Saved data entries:
*****
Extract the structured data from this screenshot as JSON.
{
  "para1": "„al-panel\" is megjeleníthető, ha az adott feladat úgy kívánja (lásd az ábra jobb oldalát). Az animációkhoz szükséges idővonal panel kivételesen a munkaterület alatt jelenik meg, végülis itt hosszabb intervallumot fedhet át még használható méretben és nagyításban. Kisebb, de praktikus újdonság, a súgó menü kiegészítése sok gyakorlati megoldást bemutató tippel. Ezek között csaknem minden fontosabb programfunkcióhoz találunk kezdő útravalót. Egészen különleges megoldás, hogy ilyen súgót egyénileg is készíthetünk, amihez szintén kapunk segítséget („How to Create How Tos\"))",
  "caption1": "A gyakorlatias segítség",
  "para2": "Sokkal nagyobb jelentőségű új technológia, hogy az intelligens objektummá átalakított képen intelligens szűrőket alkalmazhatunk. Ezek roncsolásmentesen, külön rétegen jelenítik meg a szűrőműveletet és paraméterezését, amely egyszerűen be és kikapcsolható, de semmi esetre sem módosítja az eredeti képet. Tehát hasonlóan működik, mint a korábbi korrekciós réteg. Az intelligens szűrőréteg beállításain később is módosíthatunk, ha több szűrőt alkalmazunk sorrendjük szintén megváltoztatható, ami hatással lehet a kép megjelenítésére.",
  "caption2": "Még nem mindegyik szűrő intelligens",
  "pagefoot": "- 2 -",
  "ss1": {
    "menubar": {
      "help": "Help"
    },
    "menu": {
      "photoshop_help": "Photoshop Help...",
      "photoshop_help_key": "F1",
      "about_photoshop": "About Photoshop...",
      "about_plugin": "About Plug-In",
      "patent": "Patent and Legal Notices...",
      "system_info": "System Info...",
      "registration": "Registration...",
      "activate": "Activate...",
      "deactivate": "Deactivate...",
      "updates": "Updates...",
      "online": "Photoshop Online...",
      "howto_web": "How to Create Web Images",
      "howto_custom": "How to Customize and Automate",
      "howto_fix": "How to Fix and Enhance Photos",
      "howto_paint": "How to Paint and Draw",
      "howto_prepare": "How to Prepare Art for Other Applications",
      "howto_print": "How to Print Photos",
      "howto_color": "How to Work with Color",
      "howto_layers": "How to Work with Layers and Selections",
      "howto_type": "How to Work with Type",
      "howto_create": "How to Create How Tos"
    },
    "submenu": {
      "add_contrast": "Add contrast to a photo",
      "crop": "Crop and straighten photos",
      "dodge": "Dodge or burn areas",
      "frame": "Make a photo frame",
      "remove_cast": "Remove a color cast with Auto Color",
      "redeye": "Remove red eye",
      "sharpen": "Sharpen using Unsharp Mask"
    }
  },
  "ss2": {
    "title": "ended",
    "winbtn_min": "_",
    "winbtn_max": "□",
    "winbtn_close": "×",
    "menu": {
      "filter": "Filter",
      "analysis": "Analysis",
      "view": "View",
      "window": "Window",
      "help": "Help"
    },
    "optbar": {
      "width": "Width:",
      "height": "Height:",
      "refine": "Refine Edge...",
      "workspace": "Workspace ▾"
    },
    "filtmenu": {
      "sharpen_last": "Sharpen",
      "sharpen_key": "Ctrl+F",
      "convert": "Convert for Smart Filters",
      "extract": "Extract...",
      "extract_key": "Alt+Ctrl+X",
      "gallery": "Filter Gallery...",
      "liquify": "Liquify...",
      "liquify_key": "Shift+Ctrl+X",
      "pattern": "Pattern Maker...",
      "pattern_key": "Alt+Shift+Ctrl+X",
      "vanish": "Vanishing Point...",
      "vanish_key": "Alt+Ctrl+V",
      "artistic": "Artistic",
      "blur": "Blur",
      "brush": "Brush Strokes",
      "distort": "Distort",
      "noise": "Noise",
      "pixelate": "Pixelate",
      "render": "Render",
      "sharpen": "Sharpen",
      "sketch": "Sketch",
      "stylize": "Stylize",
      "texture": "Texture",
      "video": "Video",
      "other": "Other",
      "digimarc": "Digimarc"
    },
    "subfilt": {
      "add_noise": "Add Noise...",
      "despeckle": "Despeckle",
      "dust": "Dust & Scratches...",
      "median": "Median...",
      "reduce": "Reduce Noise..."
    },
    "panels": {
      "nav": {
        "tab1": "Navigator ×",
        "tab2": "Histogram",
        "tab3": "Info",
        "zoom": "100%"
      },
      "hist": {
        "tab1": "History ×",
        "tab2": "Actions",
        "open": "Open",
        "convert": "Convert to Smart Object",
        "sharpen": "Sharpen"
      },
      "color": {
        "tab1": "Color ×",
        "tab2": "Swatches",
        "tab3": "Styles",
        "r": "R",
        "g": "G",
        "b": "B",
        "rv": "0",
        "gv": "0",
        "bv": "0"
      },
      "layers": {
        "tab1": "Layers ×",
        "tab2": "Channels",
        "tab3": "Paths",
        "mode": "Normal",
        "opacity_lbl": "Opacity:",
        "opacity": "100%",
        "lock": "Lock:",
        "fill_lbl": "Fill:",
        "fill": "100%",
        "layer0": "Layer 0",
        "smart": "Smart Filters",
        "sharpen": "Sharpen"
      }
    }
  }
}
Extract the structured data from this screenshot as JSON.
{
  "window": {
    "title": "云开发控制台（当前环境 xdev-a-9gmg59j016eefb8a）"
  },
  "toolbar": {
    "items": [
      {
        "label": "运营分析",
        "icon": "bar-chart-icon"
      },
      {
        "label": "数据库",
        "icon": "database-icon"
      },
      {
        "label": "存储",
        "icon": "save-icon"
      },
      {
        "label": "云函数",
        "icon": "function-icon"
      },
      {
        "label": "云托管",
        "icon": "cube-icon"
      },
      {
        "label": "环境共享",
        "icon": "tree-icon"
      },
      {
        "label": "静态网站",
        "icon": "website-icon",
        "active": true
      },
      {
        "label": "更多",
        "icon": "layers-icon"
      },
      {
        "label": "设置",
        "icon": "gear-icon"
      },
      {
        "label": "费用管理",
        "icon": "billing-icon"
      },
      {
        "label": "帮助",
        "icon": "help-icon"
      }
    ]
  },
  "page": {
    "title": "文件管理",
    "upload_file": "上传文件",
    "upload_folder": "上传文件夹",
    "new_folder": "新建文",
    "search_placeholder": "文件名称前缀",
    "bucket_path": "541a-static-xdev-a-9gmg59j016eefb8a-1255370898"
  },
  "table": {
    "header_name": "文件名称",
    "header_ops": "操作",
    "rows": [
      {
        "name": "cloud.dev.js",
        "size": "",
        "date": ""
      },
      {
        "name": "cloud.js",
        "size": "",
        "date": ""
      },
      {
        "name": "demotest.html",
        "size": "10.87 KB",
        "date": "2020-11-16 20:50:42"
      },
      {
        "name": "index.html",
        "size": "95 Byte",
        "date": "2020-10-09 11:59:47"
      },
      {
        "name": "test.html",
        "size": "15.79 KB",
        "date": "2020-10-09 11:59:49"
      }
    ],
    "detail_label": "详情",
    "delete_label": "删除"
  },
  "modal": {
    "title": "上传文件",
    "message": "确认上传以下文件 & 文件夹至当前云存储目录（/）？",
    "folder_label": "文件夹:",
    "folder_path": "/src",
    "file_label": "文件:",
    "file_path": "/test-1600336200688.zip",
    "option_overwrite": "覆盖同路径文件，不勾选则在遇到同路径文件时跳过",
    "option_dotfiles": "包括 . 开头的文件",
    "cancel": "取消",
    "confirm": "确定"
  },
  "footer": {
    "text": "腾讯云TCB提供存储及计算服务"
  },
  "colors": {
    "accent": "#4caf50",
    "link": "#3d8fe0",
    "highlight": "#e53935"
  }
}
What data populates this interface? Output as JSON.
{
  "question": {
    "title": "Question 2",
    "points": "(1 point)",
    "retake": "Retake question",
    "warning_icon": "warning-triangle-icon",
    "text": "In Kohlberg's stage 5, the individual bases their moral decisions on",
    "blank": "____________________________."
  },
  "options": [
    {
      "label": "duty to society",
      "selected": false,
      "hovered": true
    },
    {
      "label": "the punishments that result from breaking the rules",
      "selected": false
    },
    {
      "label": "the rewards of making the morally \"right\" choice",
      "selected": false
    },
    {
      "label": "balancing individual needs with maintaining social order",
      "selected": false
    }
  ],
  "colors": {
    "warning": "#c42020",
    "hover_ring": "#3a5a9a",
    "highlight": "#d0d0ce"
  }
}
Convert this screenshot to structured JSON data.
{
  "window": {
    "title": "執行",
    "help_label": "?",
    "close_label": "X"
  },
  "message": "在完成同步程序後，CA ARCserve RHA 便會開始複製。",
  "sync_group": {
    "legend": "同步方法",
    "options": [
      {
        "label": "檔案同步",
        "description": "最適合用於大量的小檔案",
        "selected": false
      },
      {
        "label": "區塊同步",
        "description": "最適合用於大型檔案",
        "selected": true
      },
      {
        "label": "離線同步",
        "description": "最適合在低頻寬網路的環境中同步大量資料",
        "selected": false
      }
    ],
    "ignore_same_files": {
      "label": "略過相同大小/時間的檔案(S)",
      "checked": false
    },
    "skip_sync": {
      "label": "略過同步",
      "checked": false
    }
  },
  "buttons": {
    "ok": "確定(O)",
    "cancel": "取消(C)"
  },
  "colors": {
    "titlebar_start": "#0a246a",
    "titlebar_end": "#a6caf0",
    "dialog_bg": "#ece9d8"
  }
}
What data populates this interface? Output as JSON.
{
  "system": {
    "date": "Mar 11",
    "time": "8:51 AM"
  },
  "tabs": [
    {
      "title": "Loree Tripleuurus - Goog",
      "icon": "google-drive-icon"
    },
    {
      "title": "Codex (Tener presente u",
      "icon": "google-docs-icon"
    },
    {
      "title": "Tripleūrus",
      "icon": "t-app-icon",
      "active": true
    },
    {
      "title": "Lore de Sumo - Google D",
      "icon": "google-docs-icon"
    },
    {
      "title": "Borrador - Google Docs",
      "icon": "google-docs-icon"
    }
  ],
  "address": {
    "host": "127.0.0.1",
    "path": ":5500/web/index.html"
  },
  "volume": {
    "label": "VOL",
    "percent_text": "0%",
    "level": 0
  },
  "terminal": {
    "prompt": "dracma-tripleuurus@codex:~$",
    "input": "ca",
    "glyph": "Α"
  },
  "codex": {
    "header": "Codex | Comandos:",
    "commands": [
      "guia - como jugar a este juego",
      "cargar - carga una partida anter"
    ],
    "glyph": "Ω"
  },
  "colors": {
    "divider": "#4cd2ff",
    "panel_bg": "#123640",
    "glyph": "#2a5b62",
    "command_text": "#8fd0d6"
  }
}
*****
Pull every line containing "description" from the material above.

→ Exercise output
        "description": "最適合用於大量的小檔案",
        "description": "最適合用於大型檔案",
        "description": "最適合在低頻寬網路的環境中同步大量資料",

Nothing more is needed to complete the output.